[DIRECTIONS]
The data below should be printed in full, exactly, and without any of its images.

[Recorded data]
★ ★ ★ ★

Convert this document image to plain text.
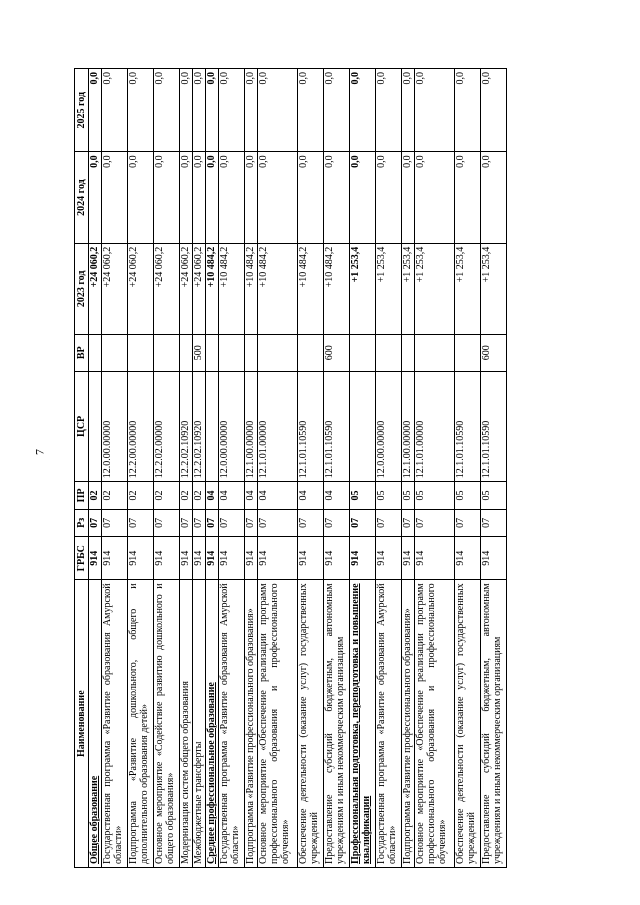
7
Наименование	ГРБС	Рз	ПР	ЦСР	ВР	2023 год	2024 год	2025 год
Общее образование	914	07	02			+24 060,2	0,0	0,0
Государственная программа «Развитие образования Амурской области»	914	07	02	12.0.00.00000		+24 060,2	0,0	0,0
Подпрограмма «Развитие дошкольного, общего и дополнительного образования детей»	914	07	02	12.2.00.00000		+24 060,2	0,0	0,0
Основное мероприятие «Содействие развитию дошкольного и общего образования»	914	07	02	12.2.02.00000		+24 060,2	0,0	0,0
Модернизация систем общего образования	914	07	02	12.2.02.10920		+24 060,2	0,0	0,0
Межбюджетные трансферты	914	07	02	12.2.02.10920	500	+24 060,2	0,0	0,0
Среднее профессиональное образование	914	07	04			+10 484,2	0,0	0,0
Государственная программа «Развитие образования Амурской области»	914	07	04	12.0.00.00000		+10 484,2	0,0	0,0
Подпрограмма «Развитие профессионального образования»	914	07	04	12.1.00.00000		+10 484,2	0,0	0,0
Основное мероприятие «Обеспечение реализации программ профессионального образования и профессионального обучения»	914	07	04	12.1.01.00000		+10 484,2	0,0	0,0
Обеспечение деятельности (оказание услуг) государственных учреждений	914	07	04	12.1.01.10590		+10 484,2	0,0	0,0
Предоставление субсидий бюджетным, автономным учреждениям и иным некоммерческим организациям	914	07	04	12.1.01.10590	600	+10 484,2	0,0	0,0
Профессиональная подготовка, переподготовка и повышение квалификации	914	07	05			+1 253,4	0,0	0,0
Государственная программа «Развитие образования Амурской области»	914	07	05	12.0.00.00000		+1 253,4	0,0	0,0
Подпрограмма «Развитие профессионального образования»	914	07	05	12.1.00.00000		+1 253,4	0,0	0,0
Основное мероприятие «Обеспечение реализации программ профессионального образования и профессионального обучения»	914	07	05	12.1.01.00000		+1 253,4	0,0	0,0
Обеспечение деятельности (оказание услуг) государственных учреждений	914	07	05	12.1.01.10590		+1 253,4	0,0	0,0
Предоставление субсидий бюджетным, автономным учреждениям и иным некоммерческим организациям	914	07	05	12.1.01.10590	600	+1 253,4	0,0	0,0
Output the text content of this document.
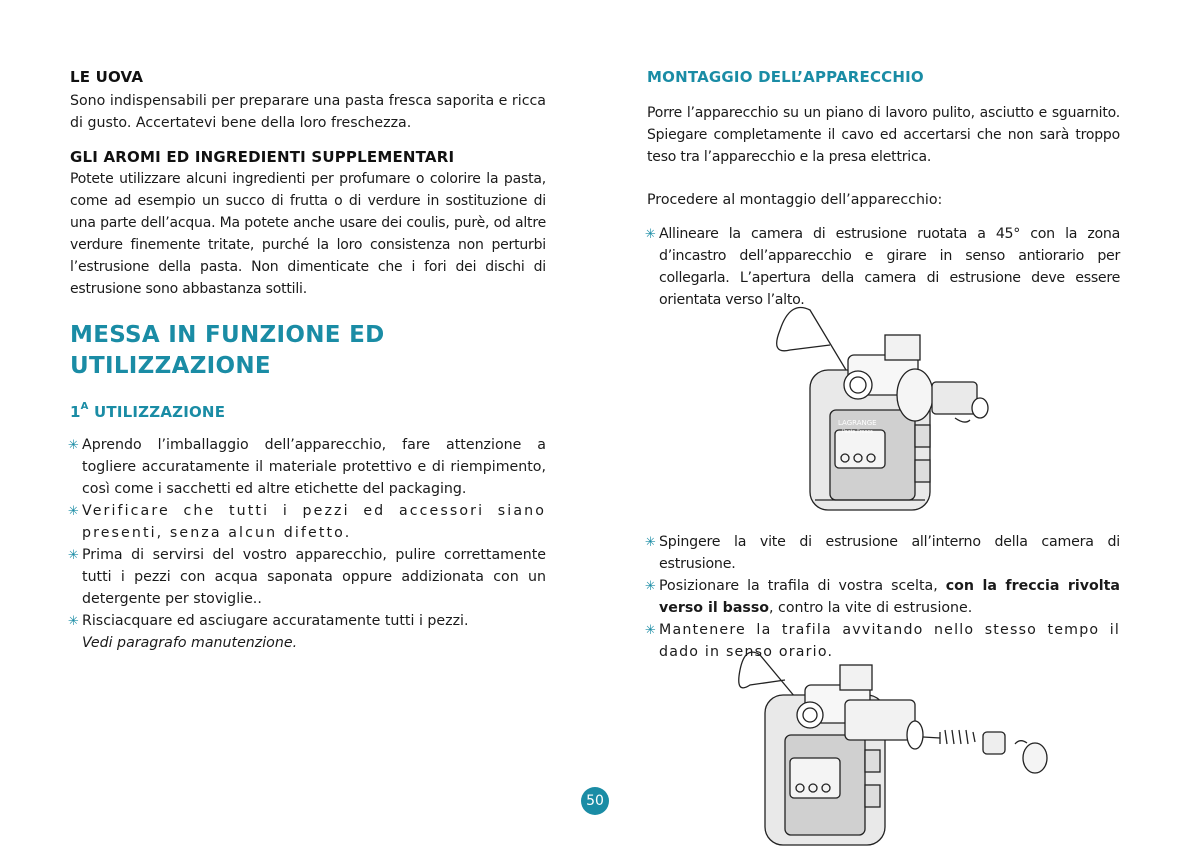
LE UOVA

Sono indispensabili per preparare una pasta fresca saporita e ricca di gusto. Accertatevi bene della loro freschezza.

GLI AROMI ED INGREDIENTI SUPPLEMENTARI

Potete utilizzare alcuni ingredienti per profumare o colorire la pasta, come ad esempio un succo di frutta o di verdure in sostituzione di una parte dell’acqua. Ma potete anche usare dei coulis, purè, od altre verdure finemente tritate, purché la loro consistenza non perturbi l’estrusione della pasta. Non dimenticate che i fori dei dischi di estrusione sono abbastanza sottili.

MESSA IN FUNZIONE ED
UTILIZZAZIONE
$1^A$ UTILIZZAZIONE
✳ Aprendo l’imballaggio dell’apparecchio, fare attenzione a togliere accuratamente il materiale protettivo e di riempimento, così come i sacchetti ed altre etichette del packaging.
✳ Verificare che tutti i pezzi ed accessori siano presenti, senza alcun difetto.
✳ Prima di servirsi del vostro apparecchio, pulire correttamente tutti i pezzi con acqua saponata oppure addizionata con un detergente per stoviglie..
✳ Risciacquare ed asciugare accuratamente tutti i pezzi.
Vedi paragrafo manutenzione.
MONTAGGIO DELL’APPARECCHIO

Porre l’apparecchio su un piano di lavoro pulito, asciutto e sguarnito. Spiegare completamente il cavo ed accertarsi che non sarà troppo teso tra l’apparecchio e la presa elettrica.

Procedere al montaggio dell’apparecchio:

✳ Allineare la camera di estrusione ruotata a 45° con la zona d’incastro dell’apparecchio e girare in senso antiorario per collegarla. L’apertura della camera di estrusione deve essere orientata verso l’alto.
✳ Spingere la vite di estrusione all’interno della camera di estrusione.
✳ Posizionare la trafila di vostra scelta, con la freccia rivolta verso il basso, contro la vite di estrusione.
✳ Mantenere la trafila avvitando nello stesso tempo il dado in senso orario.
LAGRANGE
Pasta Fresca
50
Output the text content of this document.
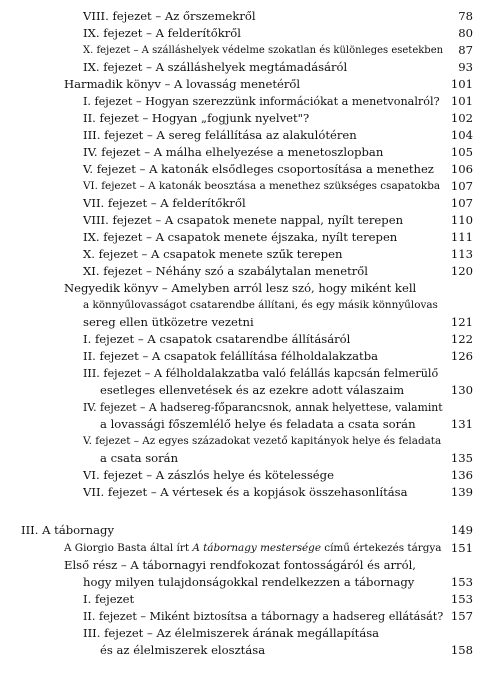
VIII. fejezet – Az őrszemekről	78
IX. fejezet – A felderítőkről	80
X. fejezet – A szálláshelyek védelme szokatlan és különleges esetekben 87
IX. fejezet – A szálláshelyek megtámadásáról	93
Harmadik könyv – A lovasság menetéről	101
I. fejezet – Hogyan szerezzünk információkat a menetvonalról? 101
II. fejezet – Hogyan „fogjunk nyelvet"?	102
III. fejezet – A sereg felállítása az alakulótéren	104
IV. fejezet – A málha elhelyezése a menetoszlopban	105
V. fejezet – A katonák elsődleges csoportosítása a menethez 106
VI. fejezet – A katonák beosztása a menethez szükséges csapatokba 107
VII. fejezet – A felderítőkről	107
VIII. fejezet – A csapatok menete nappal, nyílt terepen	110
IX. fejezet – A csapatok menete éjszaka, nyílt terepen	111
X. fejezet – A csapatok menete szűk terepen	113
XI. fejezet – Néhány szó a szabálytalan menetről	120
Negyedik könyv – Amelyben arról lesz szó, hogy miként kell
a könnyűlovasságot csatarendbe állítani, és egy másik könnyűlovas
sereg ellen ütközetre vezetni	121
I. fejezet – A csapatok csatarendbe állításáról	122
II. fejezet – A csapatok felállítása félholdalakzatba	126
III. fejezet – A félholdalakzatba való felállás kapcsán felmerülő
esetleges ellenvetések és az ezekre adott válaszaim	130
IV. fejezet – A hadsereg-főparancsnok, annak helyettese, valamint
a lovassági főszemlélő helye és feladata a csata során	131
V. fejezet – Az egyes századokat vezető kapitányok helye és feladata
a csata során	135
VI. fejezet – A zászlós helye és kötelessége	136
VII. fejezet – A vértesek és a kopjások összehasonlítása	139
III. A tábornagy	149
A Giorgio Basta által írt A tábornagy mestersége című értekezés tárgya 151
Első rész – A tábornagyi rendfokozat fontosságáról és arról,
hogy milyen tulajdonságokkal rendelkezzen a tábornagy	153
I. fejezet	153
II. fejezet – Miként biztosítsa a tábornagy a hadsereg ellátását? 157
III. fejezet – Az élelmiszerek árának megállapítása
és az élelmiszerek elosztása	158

★ ★ ★ ★

[OUTPUT BELOW]
Convert this document image to plain text.
7
Наименование	ГРБС	Рз	ПР	ЦСР	ВР	2023 год	2024 год	2025 год
Общее образование	914	07	02			+24 060,2	0,0	0,0
Государственная программа «Развитие образования Амурской области»	914	07	02	12.0.00.00000		+24 060,2	0,0	0,0
Подпрограмма «Развитие дошкольного, общего и дополнительного образования детей»	914	07	02	12.2.00.00000		+24 060,2	0,0	0,0
Основное мероприятие «Содействие развитию дошкольного и общего образования»	914	07	02	12.2.02.00000		+24 060,2	0,0	0,0
Модернизация систем общего образования	914	07	02	12.2.02.10920		+24 060,2	0,0	0,0
Межбюджетные трансферты	914	07	02	12.2.02.10920	500	+24 060,2	0,0	0,0
Среднее профессиональное образование	914	07	04			+10 484,2	0,0	0,0
Государственная программа «Развитие образования Амурской области»	914	07	04	12.0.00.00000		+10 484,2	0,0	0,0
Подпрограмма «Развитие профессионального образования»	914	07	04	12.1.00.00000		+10 484,2	0,0	0,0
Основное мероприятие «Обеспечение реализации программ профессионального образования и профессионального обучения»	914	07	04	12.1.01.00000		+10 484,2	0,0	0,0
Обеспечение деятельности (оказание услуг) государственных учреждений	914	07	04	12.1.01.10590		+10 484,2	0,0	0,0
Предоставление субсидий бюджетным, автономным учреждениям и иным некоммерческим организациям	914	07	04	12.1.01.10590	600	+10 484,2	0,0	0,0
Профессиональная подготовка, переподготовка и повышение квалификации	914	07	05			+1 253,4	0,0	0,0
Государственная программа «Развитие образования Амурской области»	914	07	05	12.0.00.00000		+1 253,4	0,0	0,0
Подпрограмма «Развитие профессионального образования»	914	07	05	12.1.00.00000		+1 253,4	0,0	0,0
Основное мероприятие «Обеспечение реализации программ профессионального образования и профессионального обучения»	914	07	05	12.1.01.00000		+1 253,4	0,0	0,0
Обеспечение деятельности (оказание услуг) государственных учреждений	914	07	05	12.1.01.10590		+1 253,4	0,0	0,0
Предоставление субсидий бюджетным, автономным учреждениям и иным некоммерческим организациям	914	07	05	12.1.01.10590	600	+1 253,4	0,0	0,0
Output the text content of this document.
LE UOVA

Sono indispensabili per preparare una pasta fresca saporita e ricca di gusto. Accertatevi bene della loro freschezza.

GLI AROMI ED INGREDIENTI SUPPLEMENTARI

Potete utilizzare alcuni ingredienti per profumare o colorire la pasta, come ad esempio un succo di frutta o di verdure in sostituzione di una parte dell’acqua. Ma potete anche usare dei coulis, purè, od altre verdure finemente tritate, purché la loro consistenza non perturbi l’estrusione della pasta. Non dimenticate che i fori dei dischi di estrusione sono abbastanza sottili.

MESSA IN FUNZIONE ED
UTILIZZAZIONE
$1^A$ UTILIZZAZIONE
✳ Aprendo l’imballaggio dell’apparecchio, fare attenzione a togliere accuratamente il materiale protettivo e di riempimento, così come i sacchetti ed altre etichette del packaging.
✳ Verificare che tutti i pezzi ed accessori siano presenti, senza alcun difetto.
✳ Prima di servirsi del vostro apparecchio, pulire correttamente tutti i pezzi con acqua saponata oppure addizionata con un detergente per stoviglie..
✳ Risciacquare ed asciugare accuratamente tutti i pezzi.
Vedi paragrafo manutenzione.
MONTAGGIO DELL’APPARECCHIO

Porre l’apparecchio su un piano di lavoro pulito, asciutto e sguarnito. Spiegare completamente il cavo ed accertarsi che non sarà troppo teso tra l’apparecchio e la presa elettrica.

Procedere al montaggio dell’apparecchio:

✳ Allineare la camera di estrusione ruotata a 45° con la zona d’incastro dell’apparecchio e girare in senso antiorario per collegarla. L’apertura della camera di estrusione deve essere orientata verso l’alto.
✳ Spingere la vite di estrusione all’interno della camera di estrusione.
✳ Posizionare la trafila di vostra scelta, con la freccia rivolta verso il basso, contro la vite di estrusione.
✳ Mantenere la trafila avvitando nello stesso tempo il dado in senso orario.
LAGRANGE
Pasta Fresca
50
Output the text content of this document.
VIII. fejezet – Az őrszemekről	78
IX. fejezet – A felderítőkről	80
X. fejezet – A szálláshelyek védelme szokatlan és különleges esetekben 87
IX. fejezet – A szálláshelyek megtámadásáról	93
Harmadik könyv – A lovasság menetéről	101
I. fejezet – Hogyan szerezzünk információkat a menetvonalról? 101
II. fejezet – Hogyan „fogjunk nyelvet"?	102
III. fejezet – A sereg felállítása az alakulótéren	104
IV. fejezet – A málha elhelyezése a menetoszlopban	105
V. fejezet – A katonák elsődleges csoportosítása a menethez 106
VI. fejezet – A katonák beosztása a menethez szükséges csapatokba 107
VII. fejezet – A felderítőkről	107
VIII. fejezet – A csapatok menete nappal, nyílt terepen	110
IX. fejezet – A csapatok menete éjszaka, nyílt terepen	111
X. fejezet – A csapatok menete szűk terepen	113
XI. fejezet – Néhány szó a szabálytalan menetről	120
Negyedik könyv – Amelyben arról lesz szó, hogy miként kell
a könnyűlovasságot csatarendbe állítani, és egy másik könnyűlovas
sereg ellen ütközetre vezetni	121
I. fejezet – A csapatok csatarendbe állításáról	122
II. fejezet – A csapatok felállítása félholdalakzatba	126
III. fejezet – A félholdalakzatba való felállás kapcsán felmerülő
esetleges ellenvetések és az ezekre adott válaszaim	130
IV. fejezet – A hadsereg-főparancsnok, annak helyettese, valamint
a lovassági főszemlélő helye és feladata a csata során	131
V. fejezet – Az egyes századokat vezető kapitányok helye és feladata
a csata során	135
VI. fejezet – A zászlós helye és kötelessége	136
VII. fejezet – A vértesek és a kopjások összehasonlítása	139
III. A tábornagy	149
A Giorgio Basta által írt A tábornagy mestersége című értekezés tárgya 151
Első rész – A tábornagyi rendfokozat fontosságáról és arról,
hogy milyen tulajdonságokkal rendelkezzen a tábornagy	153
I. fejezet	153
II. fejezet – Miként biztosítsa a tábornagy a hadsereg ellátását? 157
III. fejezet – Az élelmiszerek árának megállapítása
és az élelmiszerek elosztása	158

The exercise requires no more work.